▶ _THE TASK_
Below is a listing. Gather each line of it that contains "play".

▶ _TASK DATA_
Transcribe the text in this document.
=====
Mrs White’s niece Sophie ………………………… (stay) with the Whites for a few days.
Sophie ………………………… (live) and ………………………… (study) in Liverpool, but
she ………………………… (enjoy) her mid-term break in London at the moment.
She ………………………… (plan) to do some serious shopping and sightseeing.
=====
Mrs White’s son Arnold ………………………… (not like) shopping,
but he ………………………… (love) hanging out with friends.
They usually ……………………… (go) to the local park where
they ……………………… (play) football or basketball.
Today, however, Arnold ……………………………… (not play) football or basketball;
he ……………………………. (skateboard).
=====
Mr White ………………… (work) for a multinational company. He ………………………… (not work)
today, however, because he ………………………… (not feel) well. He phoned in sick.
==
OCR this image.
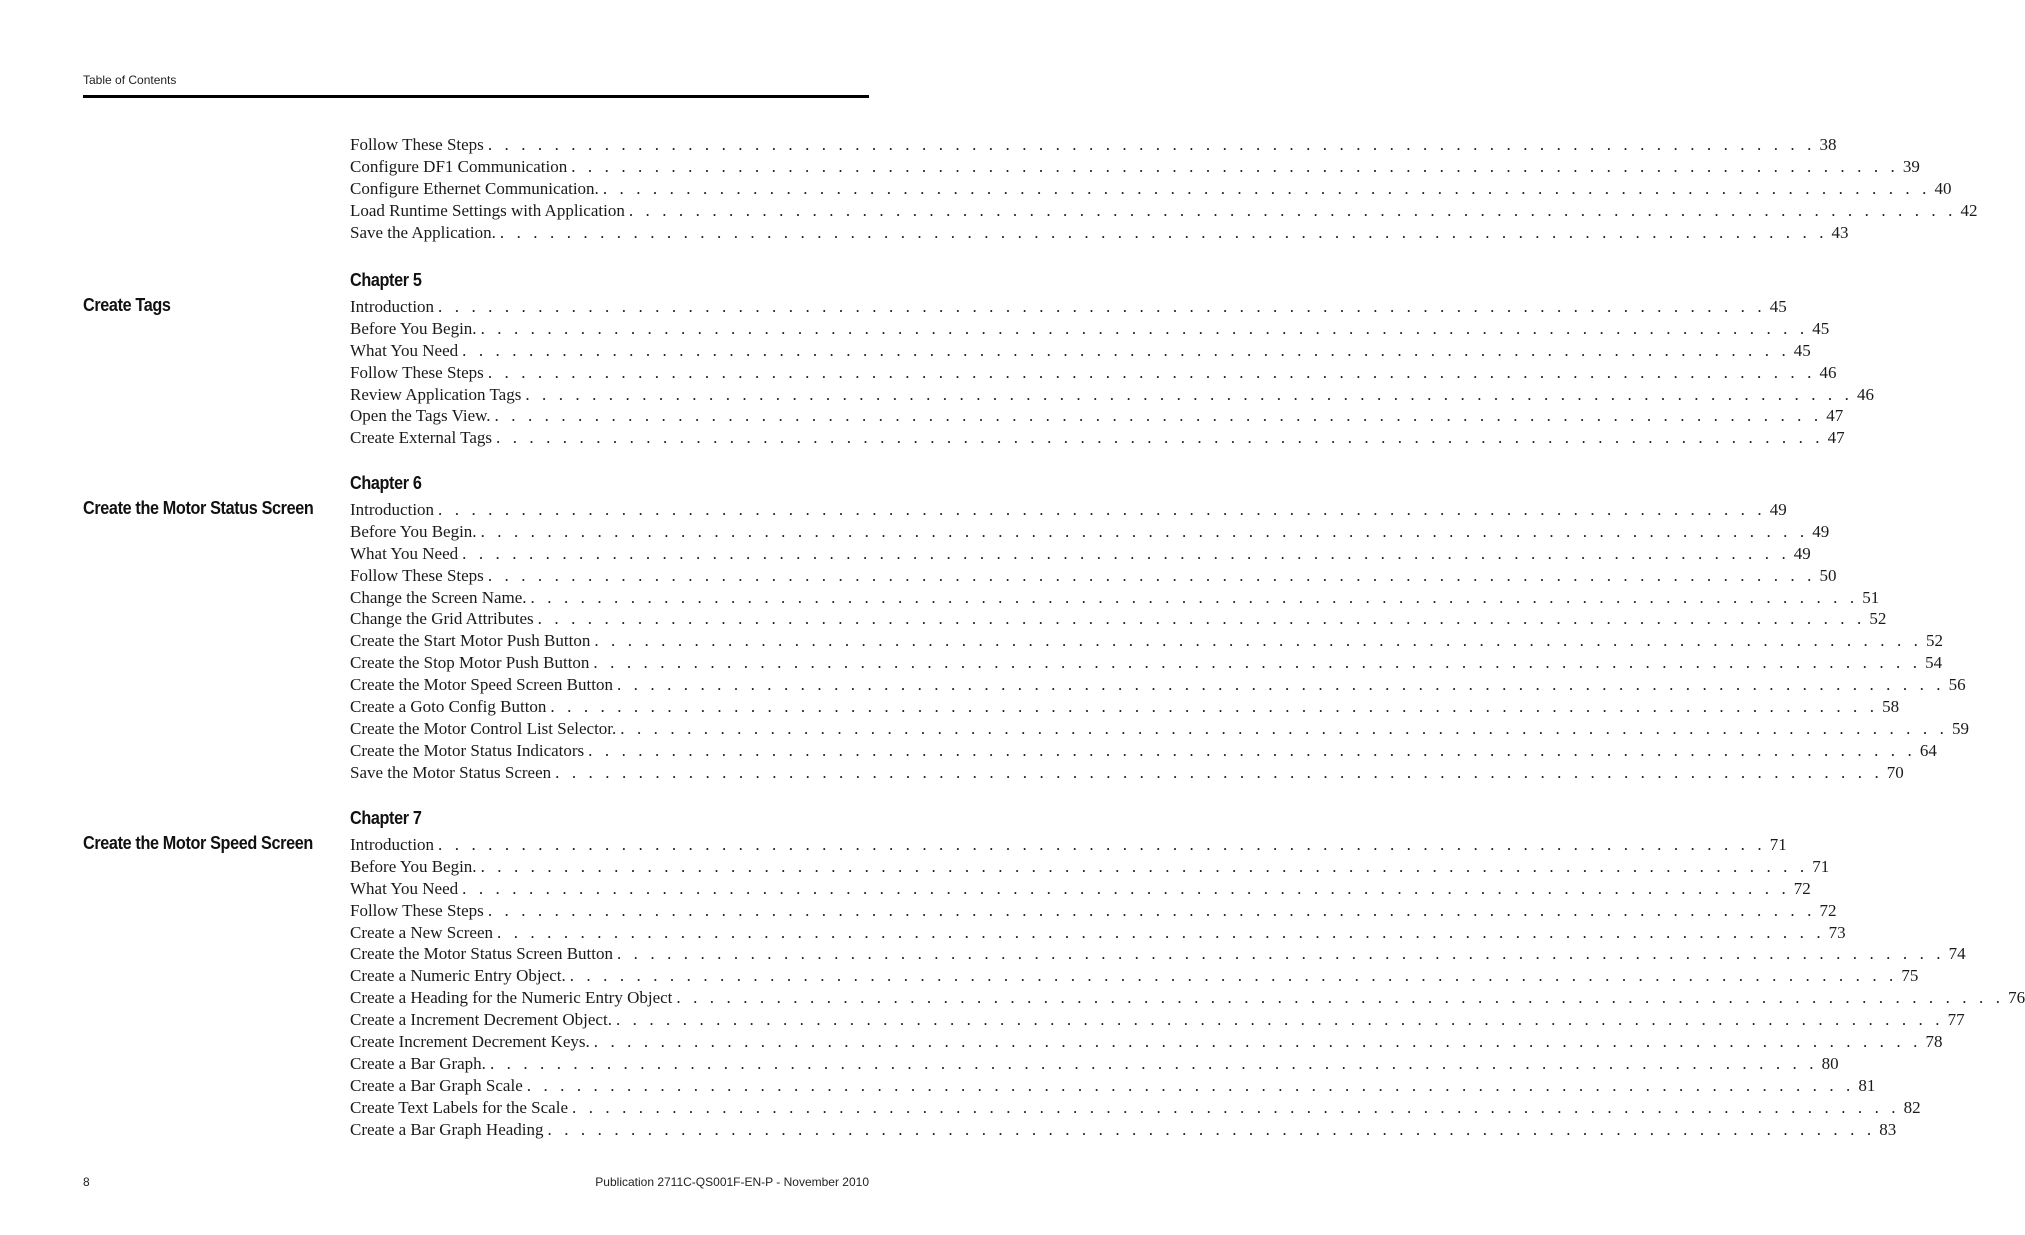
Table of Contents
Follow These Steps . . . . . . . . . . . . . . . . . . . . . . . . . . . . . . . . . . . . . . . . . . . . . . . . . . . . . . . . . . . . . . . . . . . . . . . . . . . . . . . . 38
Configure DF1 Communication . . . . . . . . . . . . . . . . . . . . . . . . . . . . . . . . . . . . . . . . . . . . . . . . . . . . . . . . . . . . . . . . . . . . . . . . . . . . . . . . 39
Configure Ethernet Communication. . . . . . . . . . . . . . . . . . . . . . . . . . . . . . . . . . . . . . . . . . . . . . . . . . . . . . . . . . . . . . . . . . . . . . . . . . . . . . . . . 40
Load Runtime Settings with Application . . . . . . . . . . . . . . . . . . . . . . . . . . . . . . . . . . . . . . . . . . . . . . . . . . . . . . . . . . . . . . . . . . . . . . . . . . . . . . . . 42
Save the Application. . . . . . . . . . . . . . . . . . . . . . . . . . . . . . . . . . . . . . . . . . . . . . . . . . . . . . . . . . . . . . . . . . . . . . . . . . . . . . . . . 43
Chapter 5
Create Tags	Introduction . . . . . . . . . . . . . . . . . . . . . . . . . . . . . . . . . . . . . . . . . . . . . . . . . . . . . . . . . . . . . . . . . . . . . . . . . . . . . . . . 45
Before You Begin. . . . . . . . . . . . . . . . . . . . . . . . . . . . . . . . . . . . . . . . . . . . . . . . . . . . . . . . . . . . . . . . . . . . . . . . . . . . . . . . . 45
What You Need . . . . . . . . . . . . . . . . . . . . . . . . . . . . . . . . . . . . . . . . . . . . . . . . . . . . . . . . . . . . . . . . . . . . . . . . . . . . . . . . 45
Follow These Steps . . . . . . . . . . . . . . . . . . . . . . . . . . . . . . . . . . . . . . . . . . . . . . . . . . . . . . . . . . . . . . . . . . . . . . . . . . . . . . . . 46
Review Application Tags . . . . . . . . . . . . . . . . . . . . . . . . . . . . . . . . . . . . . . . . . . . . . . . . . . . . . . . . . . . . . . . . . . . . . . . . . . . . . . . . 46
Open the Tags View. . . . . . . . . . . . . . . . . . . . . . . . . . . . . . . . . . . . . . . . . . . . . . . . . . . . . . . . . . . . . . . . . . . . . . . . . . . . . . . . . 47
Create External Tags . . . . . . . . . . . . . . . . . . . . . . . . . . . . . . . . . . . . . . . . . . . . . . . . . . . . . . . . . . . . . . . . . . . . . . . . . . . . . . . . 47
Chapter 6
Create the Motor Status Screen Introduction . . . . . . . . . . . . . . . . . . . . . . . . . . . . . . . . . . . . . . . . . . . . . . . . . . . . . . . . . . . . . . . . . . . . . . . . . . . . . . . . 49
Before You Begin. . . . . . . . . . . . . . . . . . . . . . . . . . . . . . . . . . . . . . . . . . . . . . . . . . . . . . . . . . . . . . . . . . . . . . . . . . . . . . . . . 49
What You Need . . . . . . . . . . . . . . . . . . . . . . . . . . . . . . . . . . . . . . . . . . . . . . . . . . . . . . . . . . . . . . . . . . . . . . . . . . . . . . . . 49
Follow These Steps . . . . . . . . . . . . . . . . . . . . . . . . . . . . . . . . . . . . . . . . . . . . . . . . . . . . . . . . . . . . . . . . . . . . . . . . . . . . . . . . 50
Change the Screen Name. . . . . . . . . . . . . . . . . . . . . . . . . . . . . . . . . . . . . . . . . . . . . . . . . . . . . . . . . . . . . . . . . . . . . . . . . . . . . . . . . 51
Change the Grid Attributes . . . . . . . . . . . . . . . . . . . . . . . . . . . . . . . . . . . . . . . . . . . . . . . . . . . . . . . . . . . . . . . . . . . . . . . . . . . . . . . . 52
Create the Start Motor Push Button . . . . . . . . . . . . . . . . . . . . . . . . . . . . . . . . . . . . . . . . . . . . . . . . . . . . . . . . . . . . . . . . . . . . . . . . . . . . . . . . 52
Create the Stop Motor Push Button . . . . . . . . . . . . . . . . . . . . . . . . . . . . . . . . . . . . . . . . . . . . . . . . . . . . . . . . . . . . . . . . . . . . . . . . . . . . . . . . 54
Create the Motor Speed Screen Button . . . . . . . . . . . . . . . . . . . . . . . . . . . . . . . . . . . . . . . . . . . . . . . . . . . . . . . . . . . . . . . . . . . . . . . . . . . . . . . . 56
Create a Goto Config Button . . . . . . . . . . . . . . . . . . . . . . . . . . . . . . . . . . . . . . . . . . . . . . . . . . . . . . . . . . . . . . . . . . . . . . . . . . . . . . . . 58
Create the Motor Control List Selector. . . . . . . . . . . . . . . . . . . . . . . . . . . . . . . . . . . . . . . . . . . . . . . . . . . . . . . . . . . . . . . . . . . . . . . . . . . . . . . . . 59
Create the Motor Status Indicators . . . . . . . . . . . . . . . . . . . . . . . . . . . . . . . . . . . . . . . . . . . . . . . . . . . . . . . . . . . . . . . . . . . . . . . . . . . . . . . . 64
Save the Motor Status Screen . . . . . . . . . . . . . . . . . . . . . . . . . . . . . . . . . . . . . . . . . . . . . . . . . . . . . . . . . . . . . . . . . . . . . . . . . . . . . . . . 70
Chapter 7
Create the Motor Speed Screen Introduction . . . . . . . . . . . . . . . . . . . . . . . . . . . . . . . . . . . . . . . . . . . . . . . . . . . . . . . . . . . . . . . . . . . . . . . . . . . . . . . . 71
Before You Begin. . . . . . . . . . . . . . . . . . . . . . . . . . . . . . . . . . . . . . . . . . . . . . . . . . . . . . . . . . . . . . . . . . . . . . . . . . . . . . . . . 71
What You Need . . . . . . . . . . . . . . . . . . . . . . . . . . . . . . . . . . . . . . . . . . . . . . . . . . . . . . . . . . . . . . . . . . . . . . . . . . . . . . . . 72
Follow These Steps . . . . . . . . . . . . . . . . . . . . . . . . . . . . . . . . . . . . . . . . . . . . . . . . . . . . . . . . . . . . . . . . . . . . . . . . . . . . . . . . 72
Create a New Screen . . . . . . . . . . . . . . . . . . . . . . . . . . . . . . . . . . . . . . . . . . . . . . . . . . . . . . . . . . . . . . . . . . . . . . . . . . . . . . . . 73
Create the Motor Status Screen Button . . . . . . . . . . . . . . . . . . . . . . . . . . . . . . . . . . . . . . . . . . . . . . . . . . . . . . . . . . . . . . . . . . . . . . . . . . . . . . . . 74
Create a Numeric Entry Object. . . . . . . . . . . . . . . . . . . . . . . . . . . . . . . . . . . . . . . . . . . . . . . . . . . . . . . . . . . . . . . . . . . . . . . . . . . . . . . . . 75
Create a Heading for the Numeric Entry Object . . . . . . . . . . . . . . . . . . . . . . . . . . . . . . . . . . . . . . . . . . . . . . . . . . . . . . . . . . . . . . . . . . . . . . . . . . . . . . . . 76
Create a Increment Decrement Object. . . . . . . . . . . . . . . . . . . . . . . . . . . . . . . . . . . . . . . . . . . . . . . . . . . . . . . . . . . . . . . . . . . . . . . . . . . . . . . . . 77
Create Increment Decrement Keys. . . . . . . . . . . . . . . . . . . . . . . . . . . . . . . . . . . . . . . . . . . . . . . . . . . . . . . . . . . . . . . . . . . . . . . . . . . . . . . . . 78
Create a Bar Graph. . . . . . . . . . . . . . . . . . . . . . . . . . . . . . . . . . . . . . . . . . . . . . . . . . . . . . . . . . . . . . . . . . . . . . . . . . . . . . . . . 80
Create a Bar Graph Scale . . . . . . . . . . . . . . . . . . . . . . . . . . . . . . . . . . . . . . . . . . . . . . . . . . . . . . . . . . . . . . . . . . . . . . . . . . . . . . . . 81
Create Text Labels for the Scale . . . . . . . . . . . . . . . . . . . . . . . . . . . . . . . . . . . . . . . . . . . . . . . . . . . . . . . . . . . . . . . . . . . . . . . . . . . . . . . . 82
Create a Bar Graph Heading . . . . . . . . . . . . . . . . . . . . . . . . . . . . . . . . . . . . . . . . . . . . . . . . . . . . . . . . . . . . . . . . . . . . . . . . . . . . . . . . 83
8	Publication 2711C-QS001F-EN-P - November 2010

▶ _EXPECTED OUTPUT_
they ……………………… (play) football or basketball.
Today, however, Arnold ……………………………… (not play) football or basketball;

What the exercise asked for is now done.